▸ **Your objective**:
Say how many lines hold the string "就叫爱上猫的耗子", and nothing more.

Data records:
● ● ● ● ● ● ●
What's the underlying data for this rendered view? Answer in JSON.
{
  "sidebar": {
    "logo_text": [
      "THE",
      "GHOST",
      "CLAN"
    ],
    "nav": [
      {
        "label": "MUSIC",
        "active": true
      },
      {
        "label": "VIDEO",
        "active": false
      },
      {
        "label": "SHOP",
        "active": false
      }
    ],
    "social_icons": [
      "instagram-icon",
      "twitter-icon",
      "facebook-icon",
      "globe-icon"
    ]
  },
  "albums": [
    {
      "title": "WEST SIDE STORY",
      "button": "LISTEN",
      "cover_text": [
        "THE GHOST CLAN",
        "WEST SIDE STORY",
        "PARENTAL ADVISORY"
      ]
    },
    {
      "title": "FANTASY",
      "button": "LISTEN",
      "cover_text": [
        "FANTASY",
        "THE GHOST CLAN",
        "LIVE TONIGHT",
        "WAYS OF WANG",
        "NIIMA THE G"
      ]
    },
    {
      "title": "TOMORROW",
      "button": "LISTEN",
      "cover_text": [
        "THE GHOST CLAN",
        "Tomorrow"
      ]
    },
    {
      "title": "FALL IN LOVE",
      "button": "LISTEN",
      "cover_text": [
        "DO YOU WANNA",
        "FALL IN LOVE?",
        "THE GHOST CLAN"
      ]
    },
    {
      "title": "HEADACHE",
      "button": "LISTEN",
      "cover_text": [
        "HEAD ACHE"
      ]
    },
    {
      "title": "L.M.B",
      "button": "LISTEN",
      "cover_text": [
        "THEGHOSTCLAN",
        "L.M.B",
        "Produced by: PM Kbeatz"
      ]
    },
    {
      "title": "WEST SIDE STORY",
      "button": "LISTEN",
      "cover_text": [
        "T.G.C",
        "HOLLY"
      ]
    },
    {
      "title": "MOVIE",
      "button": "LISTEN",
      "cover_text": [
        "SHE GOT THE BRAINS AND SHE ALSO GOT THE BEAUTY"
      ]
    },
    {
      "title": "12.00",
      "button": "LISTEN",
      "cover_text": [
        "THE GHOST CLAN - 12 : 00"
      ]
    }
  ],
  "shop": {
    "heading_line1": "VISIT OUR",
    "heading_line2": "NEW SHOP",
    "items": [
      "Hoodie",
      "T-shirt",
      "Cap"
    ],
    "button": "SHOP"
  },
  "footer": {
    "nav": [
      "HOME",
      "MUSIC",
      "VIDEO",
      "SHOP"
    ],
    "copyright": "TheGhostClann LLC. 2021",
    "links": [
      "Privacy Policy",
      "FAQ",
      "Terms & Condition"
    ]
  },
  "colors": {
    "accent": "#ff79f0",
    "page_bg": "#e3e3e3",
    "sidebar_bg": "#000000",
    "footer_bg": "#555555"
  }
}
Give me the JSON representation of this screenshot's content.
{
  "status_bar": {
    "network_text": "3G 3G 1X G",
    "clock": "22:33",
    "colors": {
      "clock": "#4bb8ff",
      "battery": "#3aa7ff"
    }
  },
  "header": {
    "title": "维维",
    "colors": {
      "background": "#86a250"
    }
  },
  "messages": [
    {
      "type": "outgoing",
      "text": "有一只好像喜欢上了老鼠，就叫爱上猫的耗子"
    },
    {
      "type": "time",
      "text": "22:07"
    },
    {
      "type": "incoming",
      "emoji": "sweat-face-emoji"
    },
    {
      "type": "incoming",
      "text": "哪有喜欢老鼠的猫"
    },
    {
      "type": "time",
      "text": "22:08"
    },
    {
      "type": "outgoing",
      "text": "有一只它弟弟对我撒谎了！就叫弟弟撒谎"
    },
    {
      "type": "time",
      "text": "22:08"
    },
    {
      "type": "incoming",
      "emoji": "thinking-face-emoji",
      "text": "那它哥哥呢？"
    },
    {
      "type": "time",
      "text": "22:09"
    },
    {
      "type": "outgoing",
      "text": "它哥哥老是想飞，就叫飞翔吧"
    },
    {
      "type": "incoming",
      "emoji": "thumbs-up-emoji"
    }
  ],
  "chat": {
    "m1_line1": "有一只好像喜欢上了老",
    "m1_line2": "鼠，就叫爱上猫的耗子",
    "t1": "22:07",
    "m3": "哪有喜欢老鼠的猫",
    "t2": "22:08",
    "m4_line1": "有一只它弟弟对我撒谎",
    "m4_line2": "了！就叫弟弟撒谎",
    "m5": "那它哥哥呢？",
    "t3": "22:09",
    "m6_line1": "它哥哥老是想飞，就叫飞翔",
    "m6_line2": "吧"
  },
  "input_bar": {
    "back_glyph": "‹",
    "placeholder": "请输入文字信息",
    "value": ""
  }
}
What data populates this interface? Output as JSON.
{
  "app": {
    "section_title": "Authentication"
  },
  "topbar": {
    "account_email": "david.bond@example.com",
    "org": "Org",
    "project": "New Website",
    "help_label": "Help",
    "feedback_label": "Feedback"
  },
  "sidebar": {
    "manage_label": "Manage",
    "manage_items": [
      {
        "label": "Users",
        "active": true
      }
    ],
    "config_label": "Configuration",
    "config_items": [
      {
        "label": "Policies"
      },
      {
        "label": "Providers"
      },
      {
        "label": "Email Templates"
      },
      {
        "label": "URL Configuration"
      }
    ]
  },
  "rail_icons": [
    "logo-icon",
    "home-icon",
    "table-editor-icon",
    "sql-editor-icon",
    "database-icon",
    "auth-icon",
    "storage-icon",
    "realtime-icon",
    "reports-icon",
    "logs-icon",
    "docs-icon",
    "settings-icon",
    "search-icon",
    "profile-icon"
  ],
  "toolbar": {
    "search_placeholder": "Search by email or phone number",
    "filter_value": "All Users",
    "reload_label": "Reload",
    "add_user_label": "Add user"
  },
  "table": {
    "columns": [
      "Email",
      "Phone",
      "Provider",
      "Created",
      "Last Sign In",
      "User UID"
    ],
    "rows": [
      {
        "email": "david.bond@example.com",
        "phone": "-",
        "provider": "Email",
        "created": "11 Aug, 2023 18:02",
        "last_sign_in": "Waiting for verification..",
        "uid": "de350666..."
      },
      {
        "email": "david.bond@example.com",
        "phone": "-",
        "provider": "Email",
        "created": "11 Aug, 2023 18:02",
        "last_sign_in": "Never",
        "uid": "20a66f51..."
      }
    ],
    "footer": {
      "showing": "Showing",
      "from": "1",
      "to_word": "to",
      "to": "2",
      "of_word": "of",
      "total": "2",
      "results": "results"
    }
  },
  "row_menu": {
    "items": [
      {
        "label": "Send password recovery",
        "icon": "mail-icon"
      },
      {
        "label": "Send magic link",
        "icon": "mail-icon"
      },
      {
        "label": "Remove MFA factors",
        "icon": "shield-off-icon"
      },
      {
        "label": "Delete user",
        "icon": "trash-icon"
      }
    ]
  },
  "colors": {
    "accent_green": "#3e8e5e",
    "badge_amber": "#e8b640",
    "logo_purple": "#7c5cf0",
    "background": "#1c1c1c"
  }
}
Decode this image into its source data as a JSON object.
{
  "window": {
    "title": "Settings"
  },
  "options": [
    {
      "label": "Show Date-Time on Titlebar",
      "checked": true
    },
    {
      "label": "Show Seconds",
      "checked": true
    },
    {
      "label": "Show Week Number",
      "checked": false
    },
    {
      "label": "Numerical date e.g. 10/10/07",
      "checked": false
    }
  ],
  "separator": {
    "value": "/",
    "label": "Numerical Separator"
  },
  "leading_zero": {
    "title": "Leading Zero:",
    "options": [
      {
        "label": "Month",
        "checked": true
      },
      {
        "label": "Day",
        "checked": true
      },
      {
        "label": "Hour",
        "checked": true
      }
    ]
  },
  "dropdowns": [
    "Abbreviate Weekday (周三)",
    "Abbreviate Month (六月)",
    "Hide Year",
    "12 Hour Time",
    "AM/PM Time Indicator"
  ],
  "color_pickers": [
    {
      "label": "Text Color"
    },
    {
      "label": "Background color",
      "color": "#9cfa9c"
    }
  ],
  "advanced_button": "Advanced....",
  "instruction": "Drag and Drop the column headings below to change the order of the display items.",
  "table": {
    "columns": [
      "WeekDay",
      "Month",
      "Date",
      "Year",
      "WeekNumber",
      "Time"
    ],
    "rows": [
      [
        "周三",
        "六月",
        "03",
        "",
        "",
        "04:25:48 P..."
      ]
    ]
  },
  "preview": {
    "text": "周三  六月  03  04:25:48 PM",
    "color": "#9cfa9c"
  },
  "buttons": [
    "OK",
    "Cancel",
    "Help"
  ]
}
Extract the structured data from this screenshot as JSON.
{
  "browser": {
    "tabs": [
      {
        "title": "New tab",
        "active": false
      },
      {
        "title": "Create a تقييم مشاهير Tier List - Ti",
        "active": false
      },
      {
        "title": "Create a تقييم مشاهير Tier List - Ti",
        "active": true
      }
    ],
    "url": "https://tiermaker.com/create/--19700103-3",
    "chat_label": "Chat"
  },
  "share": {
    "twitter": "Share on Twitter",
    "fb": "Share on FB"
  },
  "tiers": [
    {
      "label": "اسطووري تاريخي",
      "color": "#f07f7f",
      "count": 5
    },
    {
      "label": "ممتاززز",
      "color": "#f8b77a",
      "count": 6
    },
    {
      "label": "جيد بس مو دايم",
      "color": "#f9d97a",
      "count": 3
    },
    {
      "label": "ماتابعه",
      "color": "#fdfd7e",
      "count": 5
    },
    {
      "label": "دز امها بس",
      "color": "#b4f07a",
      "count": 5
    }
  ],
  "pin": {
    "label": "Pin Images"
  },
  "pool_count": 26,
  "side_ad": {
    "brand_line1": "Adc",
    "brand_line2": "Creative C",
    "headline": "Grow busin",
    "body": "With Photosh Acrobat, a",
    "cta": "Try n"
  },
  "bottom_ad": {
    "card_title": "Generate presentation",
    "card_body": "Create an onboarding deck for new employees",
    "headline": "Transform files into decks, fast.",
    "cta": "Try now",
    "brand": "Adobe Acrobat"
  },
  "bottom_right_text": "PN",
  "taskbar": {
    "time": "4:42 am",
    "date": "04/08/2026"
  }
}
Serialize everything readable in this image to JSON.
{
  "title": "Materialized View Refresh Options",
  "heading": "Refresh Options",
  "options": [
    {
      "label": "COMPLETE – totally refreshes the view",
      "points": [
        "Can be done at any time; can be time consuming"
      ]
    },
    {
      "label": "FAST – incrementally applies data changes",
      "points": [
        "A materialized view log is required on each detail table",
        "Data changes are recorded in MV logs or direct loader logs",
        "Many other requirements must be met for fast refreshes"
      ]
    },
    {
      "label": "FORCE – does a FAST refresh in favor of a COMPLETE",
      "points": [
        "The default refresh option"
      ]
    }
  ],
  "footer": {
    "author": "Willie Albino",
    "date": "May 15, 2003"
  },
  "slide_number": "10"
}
● ● ● ● ● ● ●
▸ **Solution below**:
2